Search the records for the word "JSON" and report each line that has it.

-- begin THE INPUT --

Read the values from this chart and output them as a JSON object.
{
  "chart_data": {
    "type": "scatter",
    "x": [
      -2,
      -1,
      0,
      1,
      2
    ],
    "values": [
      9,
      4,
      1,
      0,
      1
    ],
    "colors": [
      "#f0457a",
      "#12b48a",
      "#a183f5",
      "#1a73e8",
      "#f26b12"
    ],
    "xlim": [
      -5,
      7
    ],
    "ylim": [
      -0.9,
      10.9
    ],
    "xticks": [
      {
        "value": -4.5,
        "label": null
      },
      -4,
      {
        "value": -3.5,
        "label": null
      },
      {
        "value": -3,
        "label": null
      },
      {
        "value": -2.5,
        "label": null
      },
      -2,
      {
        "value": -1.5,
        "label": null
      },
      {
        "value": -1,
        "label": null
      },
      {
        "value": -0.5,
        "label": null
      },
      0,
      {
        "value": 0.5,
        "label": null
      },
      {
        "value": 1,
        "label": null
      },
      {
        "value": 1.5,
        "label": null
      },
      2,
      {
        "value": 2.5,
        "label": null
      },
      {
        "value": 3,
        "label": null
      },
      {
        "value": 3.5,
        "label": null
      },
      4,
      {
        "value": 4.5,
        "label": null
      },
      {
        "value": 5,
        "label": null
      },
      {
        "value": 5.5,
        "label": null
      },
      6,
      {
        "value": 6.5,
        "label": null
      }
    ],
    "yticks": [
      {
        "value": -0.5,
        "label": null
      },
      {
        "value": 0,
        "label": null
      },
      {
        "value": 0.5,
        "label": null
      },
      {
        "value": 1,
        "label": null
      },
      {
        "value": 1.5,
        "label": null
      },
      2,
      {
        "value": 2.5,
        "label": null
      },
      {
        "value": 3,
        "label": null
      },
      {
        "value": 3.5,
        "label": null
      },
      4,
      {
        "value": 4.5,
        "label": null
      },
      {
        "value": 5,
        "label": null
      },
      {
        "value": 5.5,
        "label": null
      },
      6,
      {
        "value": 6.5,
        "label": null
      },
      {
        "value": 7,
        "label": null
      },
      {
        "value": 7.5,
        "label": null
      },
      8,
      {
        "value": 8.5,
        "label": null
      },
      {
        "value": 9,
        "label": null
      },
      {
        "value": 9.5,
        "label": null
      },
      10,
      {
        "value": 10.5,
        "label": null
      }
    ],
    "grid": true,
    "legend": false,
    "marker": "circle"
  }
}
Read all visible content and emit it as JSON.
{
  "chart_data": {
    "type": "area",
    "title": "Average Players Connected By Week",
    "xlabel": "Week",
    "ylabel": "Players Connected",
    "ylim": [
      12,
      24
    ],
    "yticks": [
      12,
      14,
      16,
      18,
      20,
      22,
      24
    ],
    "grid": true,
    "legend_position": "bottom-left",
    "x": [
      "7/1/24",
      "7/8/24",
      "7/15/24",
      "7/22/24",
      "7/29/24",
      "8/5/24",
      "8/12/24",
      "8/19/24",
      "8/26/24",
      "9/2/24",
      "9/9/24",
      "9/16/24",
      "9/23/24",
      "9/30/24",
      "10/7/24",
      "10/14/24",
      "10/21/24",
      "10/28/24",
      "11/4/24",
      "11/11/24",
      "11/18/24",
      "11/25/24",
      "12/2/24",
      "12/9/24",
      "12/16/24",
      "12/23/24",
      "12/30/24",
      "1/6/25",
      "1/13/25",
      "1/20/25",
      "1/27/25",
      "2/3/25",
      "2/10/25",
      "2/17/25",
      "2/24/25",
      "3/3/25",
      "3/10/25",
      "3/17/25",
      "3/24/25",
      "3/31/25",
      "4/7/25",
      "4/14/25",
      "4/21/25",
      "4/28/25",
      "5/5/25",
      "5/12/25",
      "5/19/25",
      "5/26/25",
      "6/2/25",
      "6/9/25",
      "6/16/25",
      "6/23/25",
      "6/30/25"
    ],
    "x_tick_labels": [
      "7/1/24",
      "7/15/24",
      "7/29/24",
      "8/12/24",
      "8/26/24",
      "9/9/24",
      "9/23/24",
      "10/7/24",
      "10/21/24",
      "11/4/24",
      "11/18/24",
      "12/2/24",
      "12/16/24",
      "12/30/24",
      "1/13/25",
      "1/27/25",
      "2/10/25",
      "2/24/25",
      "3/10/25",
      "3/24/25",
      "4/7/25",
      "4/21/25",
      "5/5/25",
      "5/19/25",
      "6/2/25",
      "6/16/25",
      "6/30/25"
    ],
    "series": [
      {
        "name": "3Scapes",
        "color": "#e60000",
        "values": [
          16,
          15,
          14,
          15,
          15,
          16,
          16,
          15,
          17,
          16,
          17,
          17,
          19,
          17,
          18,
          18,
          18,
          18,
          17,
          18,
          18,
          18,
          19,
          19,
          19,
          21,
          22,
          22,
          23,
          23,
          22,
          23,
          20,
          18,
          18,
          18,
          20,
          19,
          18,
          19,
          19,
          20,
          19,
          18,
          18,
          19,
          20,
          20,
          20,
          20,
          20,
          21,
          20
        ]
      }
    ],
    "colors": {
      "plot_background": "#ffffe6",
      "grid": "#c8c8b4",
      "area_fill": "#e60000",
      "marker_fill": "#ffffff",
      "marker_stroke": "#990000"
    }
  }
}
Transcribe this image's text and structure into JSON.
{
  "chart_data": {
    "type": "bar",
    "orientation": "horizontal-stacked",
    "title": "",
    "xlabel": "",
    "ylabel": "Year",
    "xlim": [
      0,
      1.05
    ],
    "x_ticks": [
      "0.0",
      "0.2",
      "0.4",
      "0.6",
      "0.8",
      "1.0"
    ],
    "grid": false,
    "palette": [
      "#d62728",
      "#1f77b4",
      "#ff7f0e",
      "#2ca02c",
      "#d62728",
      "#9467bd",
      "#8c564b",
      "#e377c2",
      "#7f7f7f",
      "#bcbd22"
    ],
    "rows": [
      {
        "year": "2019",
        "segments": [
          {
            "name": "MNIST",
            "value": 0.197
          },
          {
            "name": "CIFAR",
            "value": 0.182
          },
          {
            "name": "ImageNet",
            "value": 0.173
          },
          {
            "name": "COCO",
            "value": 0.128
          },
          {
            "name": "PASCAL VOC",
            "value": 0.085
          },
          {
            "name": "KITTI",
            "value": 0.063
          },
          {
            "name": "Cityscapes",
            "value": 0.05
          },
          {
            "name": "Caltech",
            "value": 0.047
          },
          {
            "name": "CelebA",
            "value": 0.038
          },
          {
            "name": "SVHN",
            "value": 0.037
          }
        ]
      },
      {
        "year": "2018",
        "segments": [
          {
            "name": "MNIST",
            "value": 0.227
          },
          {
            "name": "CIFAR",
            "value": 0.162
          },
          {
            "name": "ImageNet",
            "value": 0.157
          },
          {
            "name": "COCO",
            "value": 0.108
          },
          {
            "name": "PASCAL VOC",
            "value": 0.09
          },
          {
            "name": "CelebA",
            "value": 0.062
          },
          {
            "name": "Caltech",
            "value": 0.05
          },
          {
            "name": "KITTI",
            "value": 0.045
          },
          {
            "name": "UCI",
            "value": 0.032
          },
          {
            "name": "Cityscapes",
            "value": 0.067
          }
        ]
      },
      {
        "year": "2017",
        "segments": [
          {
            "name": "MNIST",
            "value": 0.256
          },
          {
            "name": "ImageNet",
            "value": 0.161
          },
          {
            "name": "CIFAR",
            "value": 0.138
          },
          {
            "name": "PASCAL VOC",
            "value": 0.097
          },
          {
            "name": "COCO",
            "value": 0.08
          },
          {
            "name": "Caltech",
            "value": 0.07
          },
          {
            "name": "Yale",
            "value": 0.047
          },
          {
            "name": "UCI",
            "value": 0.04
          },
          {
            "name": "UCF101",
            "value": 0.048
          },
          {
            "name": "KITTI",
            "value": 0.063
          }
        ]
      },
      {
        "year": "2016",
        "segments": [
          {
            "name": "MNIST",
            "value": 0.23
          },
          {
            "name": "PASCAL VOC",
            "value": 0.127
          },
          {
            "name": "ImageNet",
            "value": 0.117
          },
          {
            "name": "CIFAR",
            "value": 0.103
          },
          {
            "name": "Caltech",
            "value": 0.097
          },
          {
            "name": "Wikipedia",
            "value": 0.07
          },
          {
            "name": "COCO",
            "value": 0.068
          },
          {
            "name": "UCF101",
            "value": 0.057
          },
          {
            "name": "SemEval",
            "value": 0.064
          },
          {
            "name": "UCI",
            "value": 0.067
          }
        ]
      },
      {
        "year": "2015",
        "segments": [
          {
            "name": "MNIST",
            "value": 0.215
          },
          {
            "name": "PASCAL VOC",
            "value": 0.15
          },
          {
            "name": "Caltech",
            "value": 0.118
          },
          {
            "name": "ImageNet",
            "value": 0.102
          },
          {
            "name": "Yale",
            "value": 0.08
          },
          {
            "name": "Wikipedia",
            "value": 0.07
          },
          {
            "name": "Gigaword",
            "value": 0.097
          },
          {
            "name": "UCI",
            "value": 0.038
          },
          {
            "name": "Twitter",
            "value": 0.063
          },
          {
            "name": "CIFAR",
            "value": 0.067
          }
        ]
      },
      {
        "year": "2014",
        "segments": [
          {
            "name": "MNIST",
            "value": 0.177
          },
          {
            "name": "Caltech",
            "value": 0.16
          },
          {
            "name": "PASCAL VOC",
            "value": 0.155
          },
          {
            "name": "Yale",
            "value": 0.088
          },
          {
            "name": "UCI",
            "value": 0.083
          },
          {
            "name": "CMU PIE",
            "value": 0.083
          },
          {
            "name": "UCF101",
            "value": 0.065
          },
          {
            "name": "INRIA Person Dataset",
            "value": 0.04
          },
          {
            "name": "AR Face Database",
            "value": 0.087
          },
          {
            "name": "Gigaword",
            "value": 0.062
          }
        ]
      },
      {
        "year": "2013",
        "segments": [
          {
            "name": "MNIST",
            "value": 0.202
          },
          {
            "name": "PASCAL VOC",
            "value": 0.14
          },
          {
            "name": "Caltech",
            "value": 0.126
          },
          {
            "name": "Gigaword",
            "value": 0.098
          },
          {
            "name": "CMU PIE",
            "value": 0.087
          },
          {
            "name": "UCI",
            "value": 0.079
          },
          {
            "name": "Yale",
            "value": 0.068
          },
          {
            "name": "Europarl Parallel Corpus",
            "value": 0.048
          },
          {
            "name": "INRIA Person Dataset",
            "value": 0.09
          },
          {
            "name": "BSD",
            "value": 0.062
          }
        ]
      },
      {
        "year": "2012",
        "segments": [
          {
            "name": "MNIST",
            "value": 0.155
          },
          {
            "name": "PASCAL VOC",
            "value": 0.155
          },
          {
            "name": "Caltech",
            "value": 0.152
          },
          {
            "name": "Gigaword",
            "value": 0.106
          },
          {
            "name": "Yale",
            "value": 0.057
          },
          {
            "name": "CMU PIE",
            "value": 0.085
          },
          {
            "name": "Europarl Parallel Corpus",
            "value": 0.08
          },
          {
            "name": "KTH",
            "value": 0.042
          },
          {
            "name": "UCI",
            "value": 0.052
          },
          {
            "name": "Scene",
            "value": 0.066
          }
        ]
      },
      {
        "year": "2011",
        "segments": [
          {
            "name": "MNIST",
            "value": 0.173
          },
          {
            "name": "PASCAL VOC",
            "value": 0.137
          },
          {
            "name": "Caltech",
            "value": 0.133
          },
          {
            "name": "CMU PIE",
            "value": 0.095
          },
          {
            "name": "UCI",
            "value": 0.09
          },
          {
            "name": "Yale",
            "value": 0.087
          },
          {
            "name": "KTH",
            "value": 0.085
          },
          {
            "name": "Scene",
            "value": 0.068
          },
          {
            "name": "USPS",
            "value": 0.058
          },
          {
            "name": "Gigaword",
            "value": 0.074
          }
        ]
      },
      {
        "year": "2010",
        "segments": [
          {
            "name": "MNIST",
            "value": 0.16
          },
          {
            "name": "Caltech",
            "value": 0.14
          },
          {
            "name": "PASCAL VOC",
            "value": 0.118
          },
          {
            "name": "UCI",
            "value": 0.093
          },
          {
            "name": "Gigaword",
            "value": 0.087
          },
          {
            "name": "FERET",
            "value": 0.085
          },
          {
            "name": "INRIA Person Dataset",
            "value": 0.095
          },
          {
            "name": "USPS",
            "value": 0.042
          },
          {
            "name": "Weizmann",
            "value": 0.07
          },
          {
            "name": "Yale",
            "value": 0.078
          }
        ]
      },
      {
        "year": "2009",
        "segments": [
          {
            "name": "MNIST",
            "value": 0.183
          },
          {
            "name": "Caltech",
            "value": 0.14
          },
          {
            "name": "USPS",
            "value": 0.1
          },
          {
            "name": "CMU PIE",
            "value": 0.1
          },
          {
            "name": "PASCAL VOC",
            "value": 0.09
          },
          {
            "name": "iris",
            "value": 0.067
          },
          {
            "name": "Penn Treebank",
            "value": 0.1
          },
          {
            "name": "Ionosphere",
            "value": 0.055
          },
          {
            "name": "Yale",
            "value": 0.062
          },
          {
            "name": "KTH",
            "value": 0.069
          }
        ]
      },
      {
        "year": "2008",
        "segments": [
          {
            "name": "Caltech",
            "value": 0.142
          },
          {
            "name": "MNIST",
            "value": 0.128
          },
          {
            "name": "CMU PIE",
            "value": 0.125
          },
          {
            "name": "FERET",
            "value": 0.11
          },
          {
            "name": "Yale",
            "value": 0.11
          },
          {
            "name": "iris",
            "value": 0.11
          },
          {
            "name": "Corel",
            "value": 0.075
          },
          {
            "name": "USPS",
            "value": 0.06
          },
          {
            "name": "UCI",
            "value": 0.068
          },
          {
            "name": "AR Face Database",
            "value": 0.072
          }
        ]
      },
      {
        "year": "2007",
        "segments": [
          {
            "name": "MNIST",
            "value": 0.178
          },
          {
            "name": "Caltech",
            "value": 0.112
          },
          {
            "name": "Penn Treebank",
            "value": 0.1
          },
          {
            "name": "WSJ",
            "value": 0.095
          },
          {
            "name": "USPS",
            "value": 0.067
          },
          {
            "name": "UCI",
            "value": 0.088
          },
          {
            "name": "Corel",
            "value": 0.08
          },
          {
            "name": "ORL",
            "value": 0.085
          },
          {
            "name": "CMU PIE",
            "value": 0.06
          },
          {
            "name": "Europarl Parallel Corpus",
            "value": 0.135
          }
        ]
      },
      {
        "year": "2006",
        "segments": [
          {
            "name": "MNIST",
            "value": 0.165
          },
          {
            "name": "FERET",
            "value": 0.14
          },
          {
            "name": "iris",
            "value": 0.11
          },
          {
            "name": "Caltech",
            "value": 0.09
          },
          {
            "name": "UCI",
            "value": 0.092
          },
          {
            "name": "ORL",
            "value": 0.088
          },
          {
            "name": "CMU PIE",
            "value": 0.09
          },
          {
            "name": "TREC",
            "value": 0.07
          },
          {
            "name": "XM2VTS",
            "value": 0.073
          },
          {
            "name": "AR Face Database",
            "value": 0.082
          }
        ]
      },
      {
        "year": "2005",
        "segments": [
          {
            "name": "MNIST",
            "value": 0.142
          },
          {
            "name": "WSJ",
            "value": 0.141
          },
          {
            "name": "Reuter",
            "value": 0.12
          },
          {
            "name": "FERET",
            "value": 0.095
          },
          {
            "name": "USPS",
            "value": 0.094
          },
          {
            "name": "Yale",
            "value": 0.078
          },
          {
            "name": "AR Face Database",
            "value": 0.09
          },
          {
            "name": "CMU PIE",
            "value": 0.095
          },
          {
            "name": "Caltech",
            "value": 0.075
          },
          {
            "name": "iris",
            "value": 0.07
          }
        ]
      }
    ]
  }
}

-- end THE INPUT --

* **EXERCISE RESPONSE**
Read the values from this chart and output them as a JSON object.
Read all visible content and emit it as JSON.
Transcribe this image's text and structure into JSON.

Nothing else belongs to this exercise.